* start MATERIAL PROVIDED *
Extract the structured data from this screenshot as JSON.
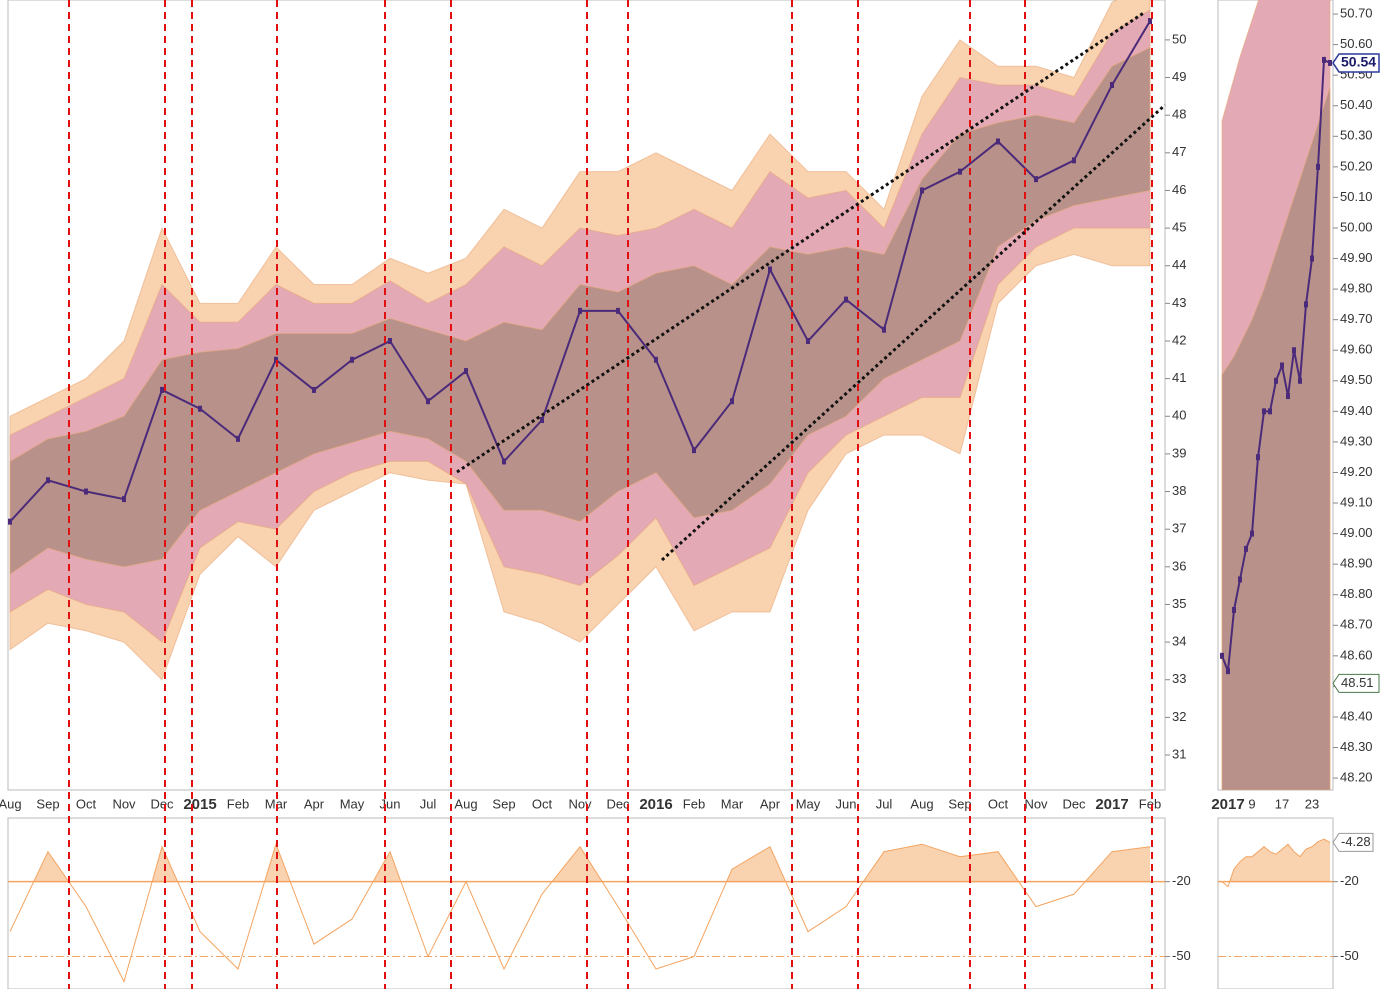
{
  "chart_data": [
    {
      "type": "line",
      "categories": [
        "Aug",
        "Sep",
        "Oct",
        "Nov",
        "Dec",
        "2015",
        "Feb",
        "Mar",
        "Apr",
        "May",
        "Jun",
        "Jul",
        "Aug",
        "Sep",
        "Oct",
        "Nov",
        "Dec",
        "2016",
        "Feb",
        "Mar",
        "Apr",
        "May",
        "Jun",
        "Jul",
        "Aug",
        "Sep",
        "Oct",
        "Nov",
        "Dec",
        "2017",
        "Feb"
      ],
      "values": [
        37.2,
        38.3,
        38.0,
        37.8,
        40.7,
        40.2,
        39.4,
        41.5,
        40.7,
        41.5,
        42.0,
        40.4,
        41.2,
        38.8,
        39.9,
        42.8,
        42.8,
        41.5,
        39.1,
        40.4,
        43.9,
        42.0,
        43.1,
        42.3,
        46.0,
        46.5,
        47.3,
        46.3,
        46.8,
        48.8,
        50.5
      ],
      "color": "#4b2a7a",
      "bands": [
        {
          "color": "#f9d2b0",
          "upper": [
            40,
            40.5,
            41,
            42,
            45,
            43,
            43,
            44.5,
            43.5,
            43.5,
            44.2,
            43.8,
            44.2,
            45.5,
            45,
            46.5,
            46.5,
            47,
            46.5,
            46,
            47.5,
            46.5,
            46.5,
            45.5,
            48.5,
            50,
            49.3,
            49.3,
            49,
            51,
            51.5
          ],
          "lower": [
            33.8,
            34.5,
            34.3,
            34,
            33,
            35.8,
            36.8,
            36,
            37.5,
            38,
            38.5,
            38.3,
            38.2,
            34.8,
            34.5,
            34,
            35,
            36,
            34.3,
            34.8,
            34.8,
            37.5,
            39,
            39.5,
            39.5,
            39,
            43,
            44,
            44.3,
            44,
            44
          ]
        },
        {
          "color": "#e3a9b4",
          "upper": [
            39.5,
            40,
            40.5,
            41,
            43.5,
            42.5,
            42.5,
            43.5,
            43,
            43,
            43.6,
            43,
            43.5,
            44.5,
            44,
            45,
            44.8,
            45,
            45.5,
            45,
            46.5,
            45.8,
            46,
            45,
            47.5,
            49,
            48.8,
            48.8,
            48.5,
            50.2,
            50.8
          ],
          "lower": [
            34.8,
            35.4,
            35,
            34.8,
            34,
            36.5,
            37.2,
            37,
            38,
            38.5,
            38.8,
            38.8,
            38.2,
            36,
            35.8,
            35.5,
            36.3,
            37.3,
            35.5,
            36,
            36.5,
            38.5,
            39.5,
            40,
            40.5,
            40.5,
            43.5,
            44.5,
            45,
            45,
            45
          ]
        },
        {
          "color": "#b8928a",
          "upper": [
            38.8,
            39.4,
            39.6,
            40,
            41.5,
            41.7,
            41.8,
            42.2,
            42.2,
            42.2,
            42.6,
            42.3,
            42,
            42.5,
            42.3,
            43.5,
            43.3,
            43.8,
            44,
            43.5,
            44.5,
            44.3,
            44.5,
            44.3,
            46.3,
            47.5,
            47.8,
            48,
            47.8,
            49.3,
            49.8
          ],
          "lower": [
            35.8,
            36.5,
            36.2,
            36,
            36.2,
            37.5,
            38,
            38.5,
            39,
            39.3,
            39.6,
            39.4,
            38.8,
            37.5,
            37.5,
            37.2,
            38,
            38.5,
            37.3,
            37.5,
            38.2,
            39.5,
            40,
            41,
            41.5,
            42,
            44.5,
            45.2,
            45.6,
            45.8,
            46
          ]
        }
      ],
      "ylim": [
        30.07,
        51.06
      ],
      "yticks": [
        31,
        32,
        33,
        34,
        35,
        36,
        37,
        38,
        39,
        40,
        41,
        42,
        43,
        44,
        45,
        46,
        47,
        48,
        49,
        50
      ]
    },
    {
      "type": "area",
      "values": [
        -40,
        -8,
        -30,
        -60,
        -6,
        -40,
        -55,
        -5,
        -45,
        -35,
        -8,
        -50,
        -20,
        -55,
        -25,
        -6,
        -30,
        -55,
        -50,
        -15,
        -6,
        -40,
        -30,
        -8,
        -5,
        -10,
        -8,
        -30,
        -25,
        -8,
        -6
      ],
      "color": "#f4a460",
      "fill": "#f9d2b0",
      "ylim": [
        -63,
        5.5
      ],
      "yticks": [
        -20,
        -50
      ]
    },
    {
      "type": "line",
      "categories": [
        null,
        "2017",
        null,
        null,
        null,
        "9",
        null,
        null,
        null,
        null,
        "17",
        null,
        null,
        null,
        null,
        "23",
        null,
        null,
        null
      ],
      "values": [
        48.6,
        48.55,
        48.75,
        48.85,
        48.95,
        49.0,
        49.25,
        49.4,
        49.4,
        49.5,
        49.55,
        49.45,
        49.6,
        49.5,
        49.75,
        49.9,
        50.2,
        50.55,
        50.54
      ],
      "color": "#4b2a7a",
      "bands": [
        {
          "color": "#e3a9b4",
          "upper": [
            50.35,
            50.42,
            50.49,
            50.56,
            50.62,
            50.68,
            50.74,
            50.8,
            50.86,
            50.92,
            50.98,
            51.03,
            51.08,
            51.13,
            51.18,
            51.22,
            51.26,
            51.3,
            51.34
          ]
        },
        {
          "color": "#b8928a",
          "upper": [
            49.52,
            49.55,
            49.58,
            49.62,
            49.66,
            49.7,
            49.75,
            49.8,
            49.86,
            49.92,
            49.98,
            50.04,
            50.1,
            50.16,
            50.22,
            50.28,
            50.34,
            50.4,
            50.46
          ]
        }
      ],
      "reference_value": 48.51,
      "ylim": [
        48.161,
        50.746
      ],
      "yticks": [
        {
          "value": 48.2,
          "label": "48.20"
        },
        {
          "value": 48.3,
          "label": "48.30"
        },
        {
          "value": 48.4,
          "label": "48.40"
        },
        {
          "value": 48.5,
          "label": "48.50"
        },
        {
          "value": 48.6,
          "label": "48.60"
        },
        {
          "value": 48.7,
          "label": "48.70"
        },
        {
          "value": 48.8,
          "label": "48.80"
        },
        {
          "value": 48.9,
          "label": "48.90"
        },
        {
          "value": 49.0,
          "label": "49.00"
        },
        {
          "value": 49.1,
          "label": "49.10"
        },
        {
          "value": 49.2,
          "label": "49.20"
        },
        {
          "value": 49.3,
          "label": "49.30"
        },
        {
          "value": 49.4,
          "label": "49.40"
        },
        {
          "value": 49.5,
          "label": "49.50"
        },
        {
          "value": 49.6,
          "label": "49.60"
        },
        {
          "value": 49.7,
          "label": "49.70"
        },
        {
          "value": 49.8,
          "label": "49.80"
        },
        {
          "value": 49.9,
          "label": "49.90"
        },
        {
          "value": 50.0,
          "label": "50.00"
        },
        {
          "value": 50.1,
          "label": "50.10"
        },
        {
          "value": 50.2,
          "label": "50.20"
        },
        {
          "value": 50.3,
          "label": "50.30"
        },
        {
          "value": 50.4,
          "label": "50.40"
        },
        {
          "value": 50.5,
          "label": "50.50"
        },
        {
          "value": 50.6,
          "label": "50.60"
        },
        {
          "value": 50.7,
          "label": "50.70"
        }
      ]
    },
    {
      "type": "area",
      "values": [
        -20,
        -22,
        -15,
        -12,
        -10,
        -10,
        -8,
        -6,
        -8,
        -9,
        -7,
        -5,
        -8,
        -10,
        -7,
        -6,
        -4,
        -3,
        -4.28
      ],
      "color": "#f4a460",
      "fill": "#f9d2b0",
      "ylim": [
        -63,
        5.5
      ],
      "yticks": [
        -20,
        -50
      ]
    }
  ]
}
* end MATERIAL PROVIDED *
Exclude the images and reproduce the remaining data exactly.

Extract the structured data from this screenshot as JSON.
{
  "chart_data": [
    {
      "type": "line",
      "categories": [
        "Aug",
        "Sep",
        "Oct",
        "Nov",
        "Dec",
        "2015",
        "Feb",
        "Mar",
        "Apr",
        "May",
        "Jun",
        "Jul",
        "Aug",
        "Sep",
        "Oct",
        "Nov",
        "Dec",
        "2016",
        "Feb",
        "Mar",
        "Apr",
        "May",
        "Jun",
        "Jul",
        "Aug",
        "Sep",
        "Oct",
        "Nov",
        "Dec",
        "2017",
        "Feb"
      ],
      "values": [
        37.2,
        38.3,
        38.0,
        37.8,
        40.7,
        40.2,
        39.4,
        41.5,
        40.7,
        41.5,
        42.0,
        40.4,
        41.2,
        38.8,
        39.9,
        42.8,
        42.8,
        41.5,
        39.1,
        40.4,
        43.9,
        42.0,
        43.1,
        42.3,
        46.0,
        46.5,
        47.3,
        46.3,
        46.8,
        48.8,
        50.5
      ],
      "color": "#4b2a7a",
      "bands": [
        {
          "color": "#f9d2b0",
          "upper": [
            40,
            40.5,
            41,
            42,
            45,
            43,
            43,
            44.5,
            43.5,
            43.5,
            44.2,
            43.8,
            44.2,
            45.5,
            45,
            46.5,
            46.5,
            47,
            46.5,
            46,
            47.5,
            46.5,
            46.5,
            45.5,
            48.5,
            50,
            49.3,
            49.3,
            49,
            51,
            51.5
          ],
          "lower": [
            33.8,
            34.5,
            34.3,
            34,
            33,
            35.8,
            36.8,
            36,
            37.5,
            38,
            38.5,
            38.3,
            38.2,
            34.8,
            34.5,
            34,
            35,
            36,
            34.3,
            34.8,
            34.8,
            37.5,
            39,
            39.5,
            39.5,
            39,
            43,
            44,
            44.3,
            44,
            44
          ]
        },
        {
          "color": "#e3a9b4",
          "upper": [
            39.5,
            40,
            40.5,
            41,
            43.5,
            42.5,
            42.5,
            43.5,
            43,
            43,
            43.6,
            43,
            43.5,
            44.5,
            44,
            45,
            44.8,
            45,
            45.5,
            45,
            46.5,
            45.8,
            46,
            45,
            47.5,
            49,
            48.8,
            48.8,
            48.5,
            50.2,
            50.8
          ],
          "lower": [
            34.8,
            35.4,
            35,
            34.8,
            34,
            36.5,
            37.2,
            37,
            38,
            38.5,
            38.8,
            38.8,
            38.2,
            36,
            35.8,
            35.5,
            36.3,
            37.3,
            35.5,
            36,
            36.5,
            38.5,
            39.5,
            40,
            40.5,
            40.5,
            43.5,
            44.5,
            45,
            45,
            45
          ]
        },
        {
          "color": "#b8928a",
          "upper": [
            38.8,
            39.4,
            39.6,
            40,
            41.5,
            41.7,
            41.8,
            42.2,
            42.2,
            42.2,
            42.6,
            42.3,
            42,
            42.5,
            42.3,
            43.5,
            43.3,
            43.8,
            44,
            43.5,
            44.5,
            44.3,
            44.5,
            44.3,
            46.3,
            47.5,
            47.8,
            48,
            47.8,
            49.3,
            49.8
          ],
          "lower": [
            35.8,
            36.5,
            36.2,
            36,
            36.2,
            37.5,
            38,
            38.5,
            39,
            39.3,
            39.6,
            39.4,
            38.8,
            37.5,
            37.5,
            37.2,
            38,
            38.5,
            37.3,
            37.5,
            38.2,
            39.5,
            40,
            41,
            41.5,
            42,
            44.5,
            45.2,
            45.6,
            45.8,
            46
          ]
        }
      ],
      "ylim": [
        30.07,
        51.06
      ],
      "yticks": [
        31,
        32,
        33,
        34,
        35,
        36,
        37,
        38,
        39,
        40,
        41,
        42,
        43,
        44,
        45,
        46,
        47,
        48,
        49,
        50
      ]
    },
    {
      "type": "area",
      "values": [
        -40,
        -8,
        -30,
        -60,
        -6,
        -40,
        -55,
        -5,
        -45,
        -35,
        -8,
        -50,
        -20,
        -55,
        -25,
        -6,
        -30,
        -55,
        -50,
        -15,
        -6,
        -40,
        -30,
        -8,
        -5,
        -10,
        -8,
        -30,
        -25,
        -8,
        -6
      ],
      "color": "#f4a460",
      "fill": "#f9d2b0",
      "ylim": [
        -63,
        5.5
      ],
      "yticks": [
        -20,
        -50
      ]
    },
    {
      "type": "line",
      "categories": [
        null,
        "2017",
        null,
        null,
        null,
        "9",
        null,
        null,
        null,
        null,
        "17",
        null,
        null,
        null,
        null,
        "23",
        null,
        null,
        null
      ],
      "values": [
        48.6,
        48.55,
        48.75,
        48.85,
        48.95,
        49.0,
        49.25,
        49.4,
        49.4,
        49.5,
        49.55,
        49.45,
        49.6,
        49.5,
        49.75,
        49.9,
        50.2,
        50.55,
        50.54
      ],
      "color": "#4b2a7a",
      "bands": [
        {
          "color": "#e3a9b4",
          "upper": [
            50.35,
            50.42,
            50.49,
            50.56,
            50.62,
            50.68,
            50.74,
            50.8,
            50.86,
            50.92,
            50.98,
            51.03,
            51.08,
            51.13,
            51.18,
            51.22,
            51.26,
            51.3,
            51.34
          ]
        },
        {
          "color": "#b8928a",
          "upper": [
            49.52,
            49.55,
            49.58,
            49.62,
            49.66,
            49.7,
            49.75,
            49.8,
            49.86,
            49.92,
            49.98,
            50.04,
            50.1,
            50.16,
            50.22,
            50.28,
            50.34,
            50.4,
            50.46
          ]
        }
      ],
      "reference_value": 48.51,
      "ylim": [
        48.161,
        50.746
      ],
      "yticks": [
        {
          "value": 48.2,
          "label": "48.20"
        },
        {
          "value": 48.3,
          "label": "48.30"
        },
        {
          "value": 48.4,
          "label": "48.40"
        },
        {
          "value": 48.5,
          "label": "48.50"
        },
        {
          "value": 48.6,
          "label": "48.60"
        },
        {
          "value": 48.7,
          "label": "48.70"
        },
        {
          "value": 48.8,
          "label": "48.80"
        },
        {
          "value": 48.9,
          "label": "48.90"
        },
        {
          "value": 49.0,
          "label": "49.00"
        },
        {
          "value": 49.1,
          "label": "49.10"
        },
        {
          "value": 49.2,
          "label": "49.20"
        },
        {
          "value": 49.3,
          "label": "49.30"
        },
        {
          "value": 49.4,
          "label": "49.40"
        },
        {
          "value": 49.5,
          "label": "49.50"
        },
        {
          "value": 49.6,
          "label": "49.60"
        },
        {
          "value": 49.7,
          "label": "49.70"
        },
        {
          "value": 49.8,
          "label": "49.80"
        },
        {
          "value": 49.9,
          "label": "49.90"
        },
        {
          "value": 50.0,
          "label": "50.00"
        },
        {
          "value": 50.1,
          "label": "50.10"
        },
        {
          "value": 50.2,
          "label": "50.20"
        },
        {
          "value": 50.3,
          "label": "50.30"
        },
        {
          "value": 50.4,
          "label": "50.40"
        },
        {
          "value": 50.5,
          "label": "50.50"
        },
        {
          "value": 50.6,
          "label": "50.60"
        },
        {
          "value": 50.7,
          "label": "50.70"
        }
      ]
    },
    {
      "type": "area",
      "values": [
        -20,
        -22,
        -15,
        -12,
        -10,
        -10,
        -8,
        -6,
        -8,
        -9,
        -7,
        -5,
        -8,
        -10,
        -7,
        -6,
        -4,
        -3,
        -4.28
      ],
      "color": "#f4a460",
      "fill": "#f9d2b0",
      "ylim": [
        -63,
        5.5
      ],
      "yticks": [
        -20,
        -50
      ]
    }
  ]
}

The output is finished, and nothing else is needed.